TASK DESCRIPTION: Collect each of the rows below that contains the string "boxes".

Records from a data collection
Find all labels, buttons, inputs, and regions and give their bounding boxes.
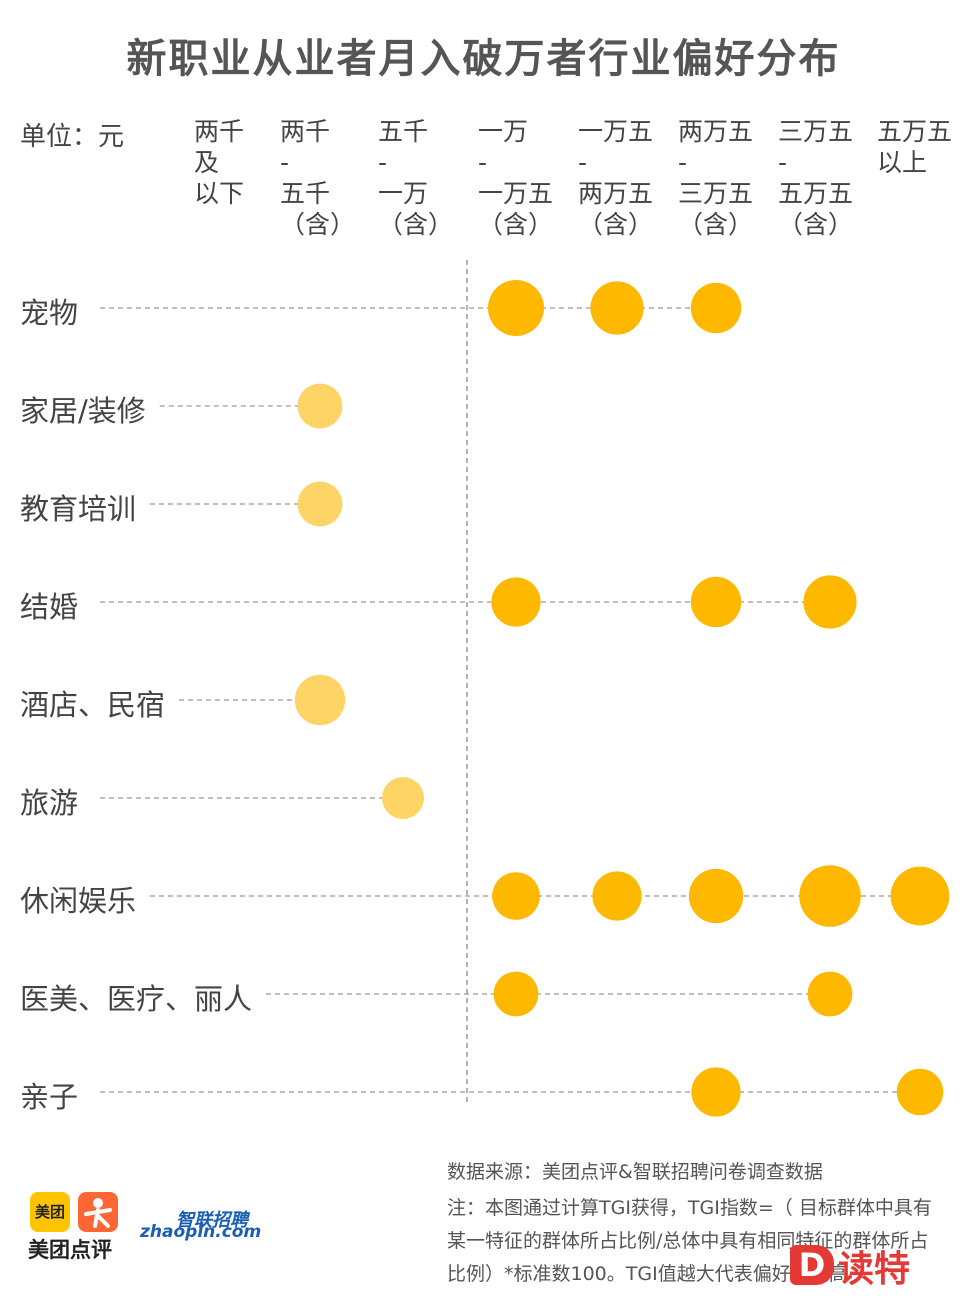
column-header-0: 两千 及 以下 (194, 117, 245, 208)
column-header-1: 两千 - 五千 （含） (280, 117, 356, 239)
column-header-4: 一万五 - 两万五 （含） (578, 117, 654, 239)
chart-title: 新职业从业者月入破万者行业偏好分布 (126, 36, 841, 82)
bubble-3-5 (690, 576, 742, 628)
dianping-logo (78, 1192, 118, 1232)
bubble-8-5 (691, 1067, 741, 1117)
category-label-0: 宠物 (20, 296, 79, 330)
category-label-7: 医美、医疗、丽人 (20, 982, 253, 1016)
category-label-1: 家居/装修 (20, 394, 146, 428)
bubble-3-3 (491, 577, 541, 627)
bubble-6-3 (492, 872, 540, 920)
category-label-3: 结婚 (20, 590, 79, 624)
column-header-7: 五万五 以上 (877, 117, 953, 177)
bubble-0-5 (690, 282, 742, 334)
zhaopin-logo-en: zhaopin.com (140, 1222, 262, 1242)
bubble-6-4 (592, 871, 642, 921)
bubble-5-2 (382, 777, 424, 819)
zhaopin-logo-cn: 智联招聘 (176, 1210, 248, 1231)
column-header-6: 三万五 - 五万五 （含） (778, 117, 854, 239)
bubble-3-6 (803, 575, 857, 629)
footer-source: 数据来源：美团点评&智联招聘问卷调查数据 (447, 1161, 823, 1183)
bubble-2-1 (297, 481, 343, 527)
bubble-6-5 (688, 868, 744, 924)
person-icon (84, 1198, 112, 1228)
bubble-7-3 (493, 971, 539, 1017)
bubble-6-6 (799, 865, 861, 927)
watermark-d-logo: D (790, 1245, 834, 1285)
category-label-4: 酒店、民宿 (20, 688, 166, 722)
meituan-logo: 美团 (30, 1192, 70, 1232)
bubble-1-1 (297, 383, 343, 429)
bubble-8-7 (896, 1068, 944, 1116)
column-header-2: 五千 - 一万 （含） (378, 117, 454, 239)
footer-note-line3: 比例）*标准数100。TGI值越大代表偏好度越高 (447, 1263, 848, 1285)
column-header-3: 一万 - 一万五 （含） (478, 117, 554, 239)
bubble-7-6 (807, 971, 853, 1017)
bubble-4-1 (294, 674, 346, 726)
footer-note-line1: 注：本图通过计算TGI获得，TGI指数=（ 目标群体中具有 (447, 1197, 932, 1219)
bubble-0-4 (590, 281, 644, 335)
category-label-8: 亲子 (20, 1080, 79, 1114)
bubble-6-7 (890, 866, 950, 926)
category-label-6: 休闲娱乐 (20, 884, 137, 918)
category-label-2: 教育培训 (20, 492, 137, 526)
unit-label: 单位：元 (20, 122, 125, 152)
watermark-text: 读特 (838, 1249, 911, 1290)
category-label-5: 旅游 (20, 786, 79, 820)
bubble-0-3 (488, 280, 544, 336)
column-header-5: 两万五 - 三万五 （含） (678, 117, 754, 239)
meituan-dianping-logo-text: 美团点评 (28, 1238, 112, 1262)
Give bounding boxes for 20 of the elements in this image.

EXPECTED ANSWER:
Find all labels, buttons, inputs, and regions and give their bounding boxes.
Give bounding boxes for 20 of the elements in this image.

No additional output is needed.